Selected extract:
§
Do you have any recommendations regarding mobile phones? Did you keep your home-country plan or use a local provider?

Ethiotel is a monopoly so you will have no choice. - Aug 2020


Ethio telecom is the only local provider and no other plans will work here. - Mar 2020


Bring your own unlocked phone. Anything bought local is probably a knockoff. Like the internet phone service is owned by the government. Kids under 18 are not allowed to have a number. Parents typically open accounts in their name, but you are only allowed to open one account at a time. So it can take several days/attempts to get each family member a phone number. They do sell monthly plans, but most just buy credit as needed. The US commissary offers the largest denomination for credit and is the easiest for us. - Feb 2020


Bring your own and use a local provider. You'll have to buy data which can be expensive. - Feb 2019


Local provider, not too expensive, decent coverage. - Oct 2018


Bring an unlocked smartphone and carry a cheap local phone. Petty theft seems to be almost guaranteed. - Aug 2018


I brought unlocked iPhones. You can get local smart phones or other kinds of phones. I used local provider, Ethio Telecom. For expats, you need to bring these items to Ethio Telecom: 1. Passport
2. A copy of your passport page that has entry date stamp (for registering your phone)
§
What you are asked to do:
Copy the passage from the mobile phone comments from "Bring your own and" to "registering your phone)", word for word.

Information given:
§
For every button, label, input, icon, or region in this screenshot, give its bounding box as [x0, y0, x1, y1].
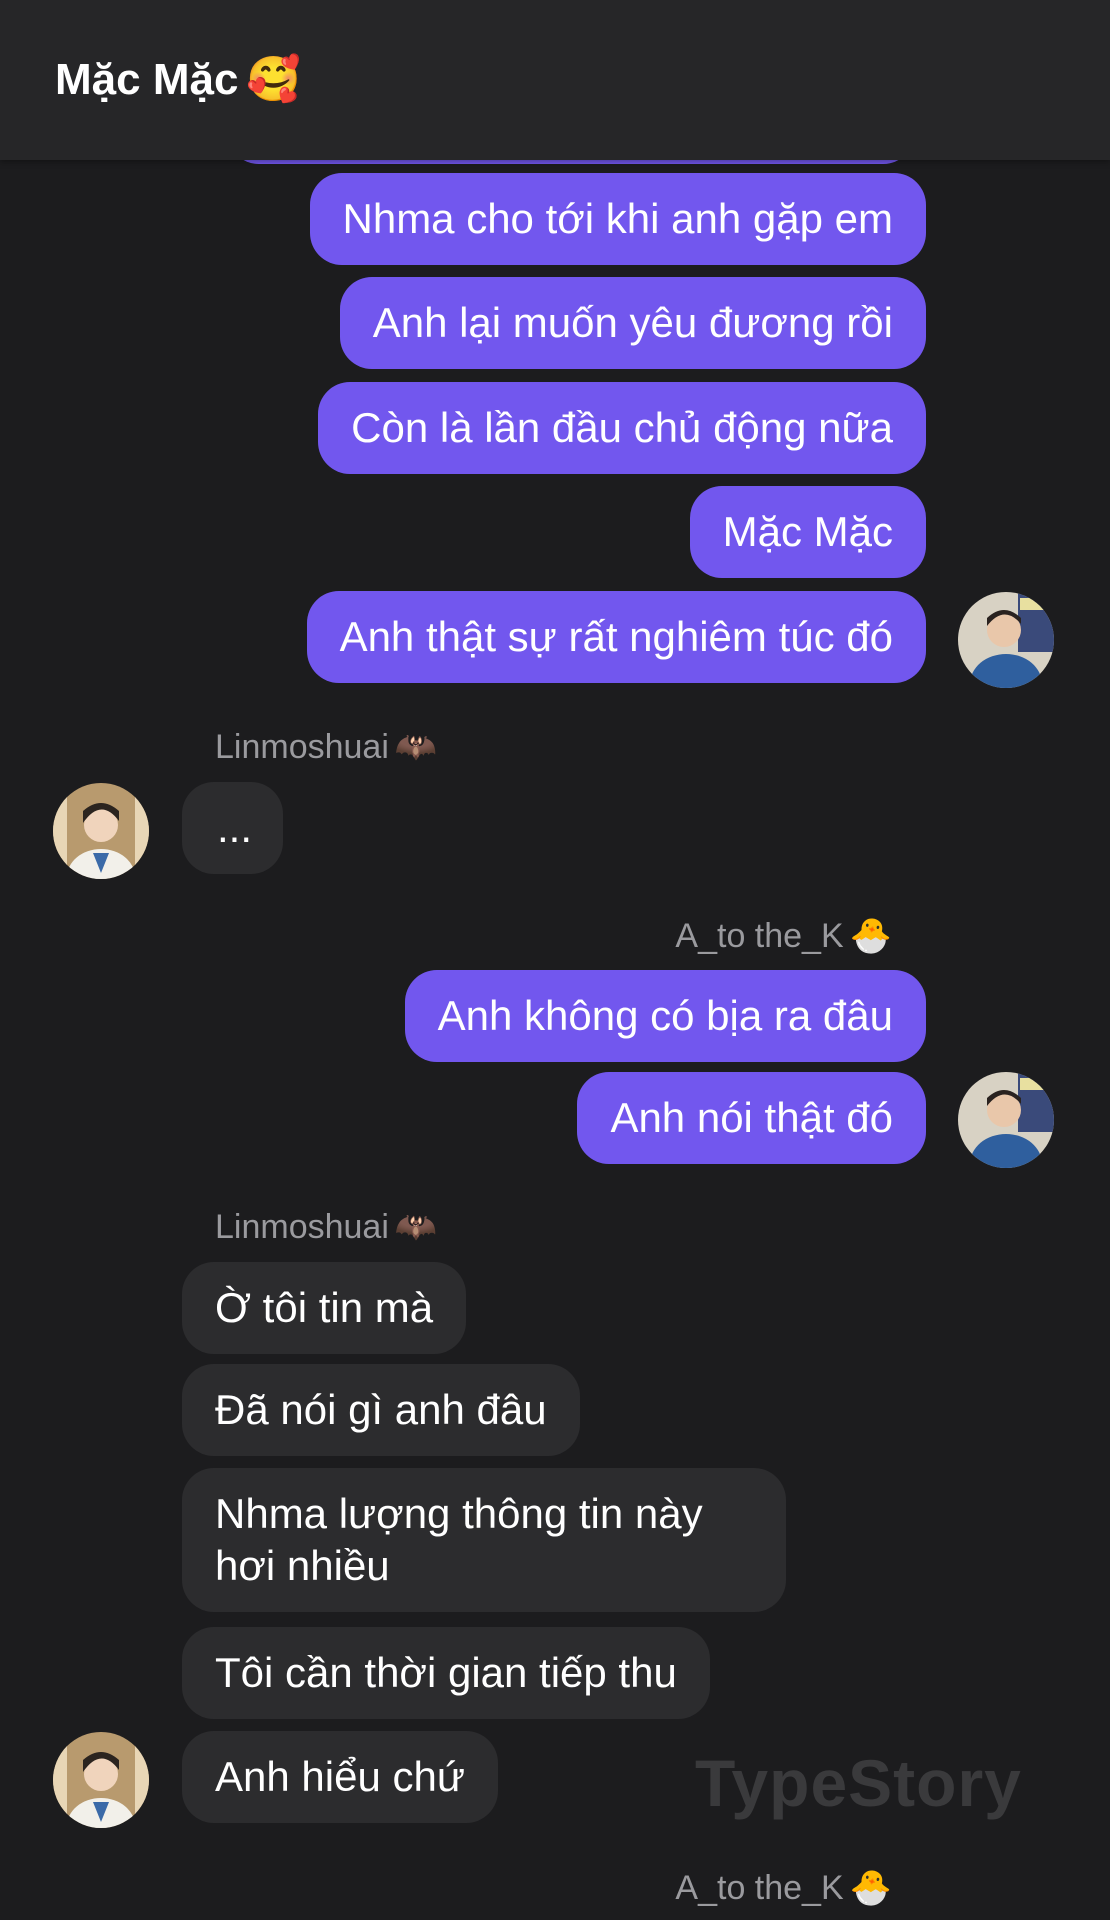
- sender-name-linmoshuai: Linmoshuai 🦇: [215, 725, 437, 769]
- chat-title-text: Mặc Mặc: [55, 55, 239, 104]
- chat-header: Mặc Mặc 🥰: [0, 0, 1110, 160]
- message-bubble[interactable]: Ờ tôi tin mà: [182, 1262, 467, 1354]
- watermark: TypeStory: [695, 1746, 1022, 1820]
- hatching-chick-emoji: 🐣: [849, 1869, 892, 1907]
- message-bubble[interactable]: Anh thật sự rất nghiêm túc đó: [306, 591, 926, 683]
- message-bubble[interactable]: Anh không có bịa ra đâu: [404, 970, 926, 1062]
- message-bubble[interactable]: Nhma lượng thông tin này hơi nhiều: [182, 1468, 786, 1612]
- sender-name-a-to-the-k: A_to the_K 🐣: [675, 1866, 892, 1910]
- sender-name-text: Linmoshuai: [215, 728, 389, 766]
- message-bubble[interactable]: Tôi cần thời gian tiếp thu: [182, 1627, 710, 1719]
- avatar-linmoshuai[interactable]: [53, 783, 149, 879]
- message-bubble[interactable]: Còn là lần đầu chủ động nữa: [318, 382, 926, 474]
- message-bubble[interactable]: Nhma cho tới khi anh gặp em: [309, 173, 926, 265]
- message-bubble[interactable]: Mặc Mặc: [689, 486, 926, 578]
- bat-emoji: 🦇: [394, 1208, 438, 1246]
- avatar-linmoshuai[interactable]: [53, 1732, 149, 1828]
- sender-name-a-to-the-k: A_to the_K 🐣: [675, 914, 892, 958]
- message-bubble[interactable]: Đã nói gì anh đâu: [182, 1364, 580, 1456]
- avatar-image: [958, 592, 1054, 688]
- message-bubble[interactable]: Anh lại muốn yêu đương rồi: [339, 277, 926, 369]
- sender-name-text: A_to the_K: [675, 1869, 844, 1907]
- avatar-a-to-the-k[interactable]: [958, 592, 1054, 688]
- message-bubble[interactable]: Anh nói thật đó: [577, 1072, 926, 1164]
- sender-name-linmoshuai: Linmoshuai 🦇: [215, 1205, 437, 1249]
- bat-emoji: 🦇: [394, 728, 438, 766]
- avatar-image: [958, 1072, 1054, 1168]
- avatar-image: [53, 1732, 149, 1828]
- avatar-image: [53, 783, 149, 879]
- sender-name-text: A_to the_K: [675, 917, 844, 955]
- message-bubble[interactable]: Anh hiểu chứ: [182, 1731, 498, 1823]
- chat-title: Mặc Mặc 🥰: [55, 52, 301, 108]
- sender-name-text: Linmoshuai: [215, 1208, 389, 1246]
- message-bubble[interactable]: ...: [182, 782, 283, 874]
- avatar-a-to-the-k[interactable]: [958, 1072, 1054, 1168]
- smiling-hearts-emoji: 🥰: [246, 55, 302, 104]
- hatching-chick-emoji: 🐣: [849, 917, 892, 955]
§
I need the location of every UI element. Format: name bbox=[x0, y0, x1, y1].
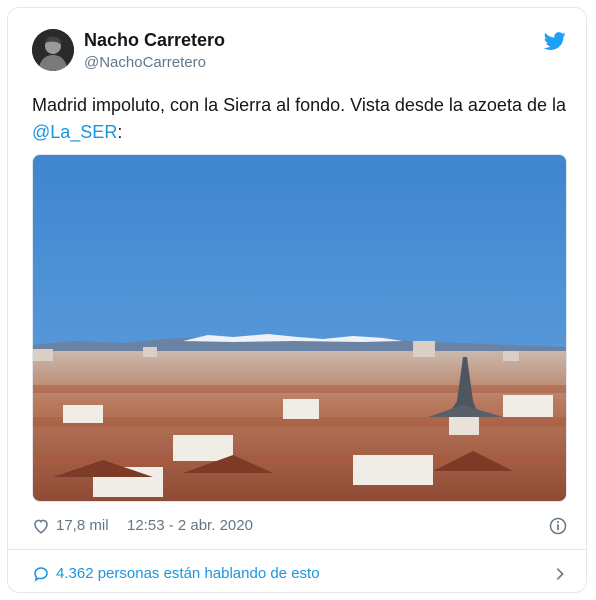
§
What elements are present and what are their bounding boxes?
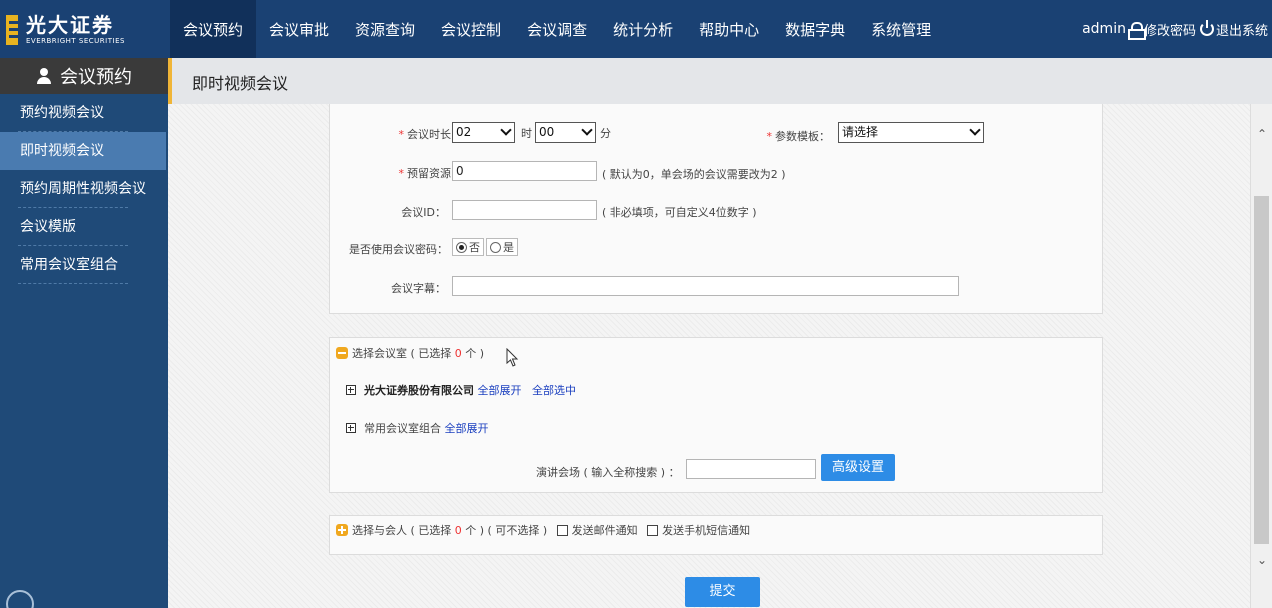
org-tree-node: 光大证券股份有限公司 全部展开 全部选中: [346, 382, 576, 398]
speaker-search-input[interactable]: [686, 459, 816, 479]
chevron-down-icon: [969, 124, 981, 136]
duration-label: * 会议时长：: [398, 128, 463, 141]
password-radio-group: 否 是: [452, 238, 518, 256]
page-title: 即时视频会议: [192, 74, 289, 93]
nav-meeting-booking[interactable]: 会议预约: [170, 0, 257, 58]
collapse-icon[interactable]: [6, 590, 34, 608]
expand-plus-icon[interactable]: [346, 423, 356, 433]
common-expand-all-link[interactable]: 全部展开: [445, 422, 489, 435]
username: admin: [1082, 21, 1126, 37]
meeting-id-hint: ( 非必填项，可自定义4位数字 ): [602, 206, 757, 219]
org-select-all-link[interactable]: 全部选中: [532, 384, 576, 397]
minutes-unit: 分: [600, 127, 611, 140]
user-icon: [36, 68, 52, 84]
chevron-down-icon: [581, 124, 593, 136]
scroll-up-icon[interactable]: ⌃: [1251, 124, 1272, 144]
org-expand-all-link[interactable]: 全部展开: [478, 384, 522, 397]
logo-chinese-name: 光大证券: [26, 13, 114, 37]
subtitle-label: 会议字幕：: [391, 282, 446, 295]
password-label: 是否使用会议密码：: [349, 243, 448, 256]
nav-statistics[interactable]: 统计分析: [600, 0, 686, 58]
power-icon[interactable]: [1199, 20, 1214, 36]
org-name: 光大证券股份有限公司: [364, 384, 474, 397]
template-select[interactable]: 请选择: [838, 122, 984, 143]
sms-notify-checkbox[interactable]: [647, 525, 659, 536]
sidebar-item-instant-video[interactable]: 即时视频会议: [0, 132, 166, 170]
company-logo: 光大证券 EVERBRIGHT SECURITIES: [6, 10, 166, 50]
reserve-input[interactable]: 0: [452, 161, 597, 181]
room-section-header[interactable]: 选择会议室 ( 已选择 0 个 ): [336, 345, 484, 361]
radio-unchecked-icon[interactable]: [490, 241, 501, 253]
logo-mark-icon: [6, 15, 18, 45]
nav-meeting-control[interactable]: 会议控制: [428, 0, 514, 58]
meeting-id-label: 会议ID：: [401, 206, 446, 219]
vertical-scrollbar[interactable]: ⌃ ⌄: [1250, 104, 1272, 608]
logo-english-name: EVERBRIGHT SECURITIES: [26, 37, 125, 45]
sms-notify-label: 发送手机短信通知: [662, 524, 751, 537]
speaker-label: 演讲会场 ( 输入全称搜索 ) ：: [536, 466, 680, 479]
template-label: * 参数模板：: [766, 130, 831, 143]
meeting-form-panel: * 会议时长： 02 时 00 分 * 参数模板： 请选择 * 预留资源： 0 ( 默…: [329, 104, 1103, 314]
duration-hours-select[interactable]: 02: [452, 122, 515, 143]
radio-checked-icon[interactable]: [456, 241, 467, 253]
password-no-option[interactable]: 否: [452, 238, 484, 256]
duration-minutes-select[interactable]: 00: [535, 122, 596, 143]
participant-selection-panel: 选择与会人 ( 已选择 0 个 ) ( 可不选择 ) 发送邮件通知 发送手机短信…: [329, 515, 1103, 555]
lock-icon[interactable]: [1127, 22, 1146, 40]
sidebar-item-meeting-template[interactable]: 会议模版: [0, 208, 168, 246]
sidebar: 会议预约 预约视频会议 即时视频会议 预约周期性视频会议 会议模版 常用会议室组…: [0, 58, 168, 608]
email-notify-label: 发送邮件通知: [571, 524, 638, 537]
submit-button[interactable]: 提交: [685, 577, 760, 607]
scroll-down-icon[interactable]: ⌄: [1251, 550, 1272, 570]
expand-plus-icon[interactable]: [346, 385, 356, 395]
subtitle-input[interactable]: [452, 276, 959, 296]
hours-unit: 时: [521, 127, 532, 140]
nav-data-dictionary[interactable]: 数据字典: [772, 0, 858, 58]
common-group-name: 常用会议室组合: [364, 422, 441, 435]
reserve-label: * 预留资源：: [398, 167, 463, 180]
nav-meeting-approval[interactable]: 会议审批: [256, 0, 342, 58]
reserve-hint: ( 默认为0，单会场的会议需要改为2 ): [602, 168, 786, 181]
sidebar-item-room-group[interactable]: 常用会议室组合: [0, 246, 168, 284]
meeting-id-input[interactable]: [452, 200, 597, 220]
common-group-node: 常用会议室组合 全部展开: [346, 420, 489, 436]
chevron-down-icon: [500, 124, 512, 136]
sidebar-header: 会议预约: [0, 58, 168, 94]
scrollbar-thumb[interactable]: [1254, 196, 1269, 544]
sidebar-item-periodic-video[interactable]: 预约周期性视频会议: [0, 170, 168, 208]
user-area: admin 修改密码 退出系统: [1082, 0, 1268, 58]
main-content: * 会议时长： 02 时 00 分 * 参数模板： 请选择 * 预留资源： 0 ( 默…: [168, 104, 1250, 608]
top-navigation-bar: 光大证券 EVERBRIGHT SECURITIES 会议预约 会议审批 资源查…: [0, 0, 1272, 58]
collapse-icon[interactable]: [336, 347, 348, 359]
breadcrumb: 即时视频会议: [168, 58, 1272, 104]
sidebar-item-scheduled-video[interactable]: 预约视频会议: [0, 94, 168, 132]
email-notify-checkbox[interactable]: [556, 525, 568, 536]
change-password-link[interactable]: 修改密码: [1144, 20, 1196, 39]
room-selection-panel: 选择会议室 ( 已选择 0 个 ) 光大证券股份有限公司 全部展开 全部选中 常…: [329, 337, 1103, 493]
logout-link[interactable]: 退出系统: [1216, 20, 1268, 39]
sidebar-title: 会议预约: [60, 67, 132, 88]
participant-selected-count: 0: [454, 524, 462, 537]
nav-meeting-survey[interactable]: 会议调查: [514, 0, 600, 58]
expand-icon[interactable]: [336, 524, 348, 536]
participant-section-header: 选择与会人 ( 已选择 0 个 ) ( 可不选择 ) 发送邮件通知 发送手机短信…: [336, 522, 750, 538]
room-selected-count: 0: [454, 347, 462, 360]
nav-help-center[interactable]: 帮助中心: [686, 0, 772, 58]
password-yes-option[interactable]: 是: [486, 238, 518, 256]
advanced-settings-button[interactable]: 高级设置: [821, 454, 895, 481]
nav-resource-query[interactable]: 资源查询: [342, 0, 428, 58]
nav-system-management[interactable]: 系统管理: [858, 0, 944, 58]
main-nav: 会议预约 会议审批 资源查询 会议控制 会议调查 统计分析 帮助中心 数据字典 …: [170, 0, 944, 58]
§
Task response:
Bring your own and use a local provider. You'll have to buy data which can be expensive. - Feb 2019


Local provider, not too expensive, decent coverage. - Oct 2018


Bring an unlocked smartphone and carry a cheap local phone. Petty theft seems to be almost guaranteed. - Aug 2018


I brought unlocked iPhones. You can get local smart phones or other kinds of phones. I used local provider, Ethio Telecom. For expats, you need to bring these items to Ethio Telecom: 1. Passport
2. A copy of your passport page that has entry date stamp (for registering your phone)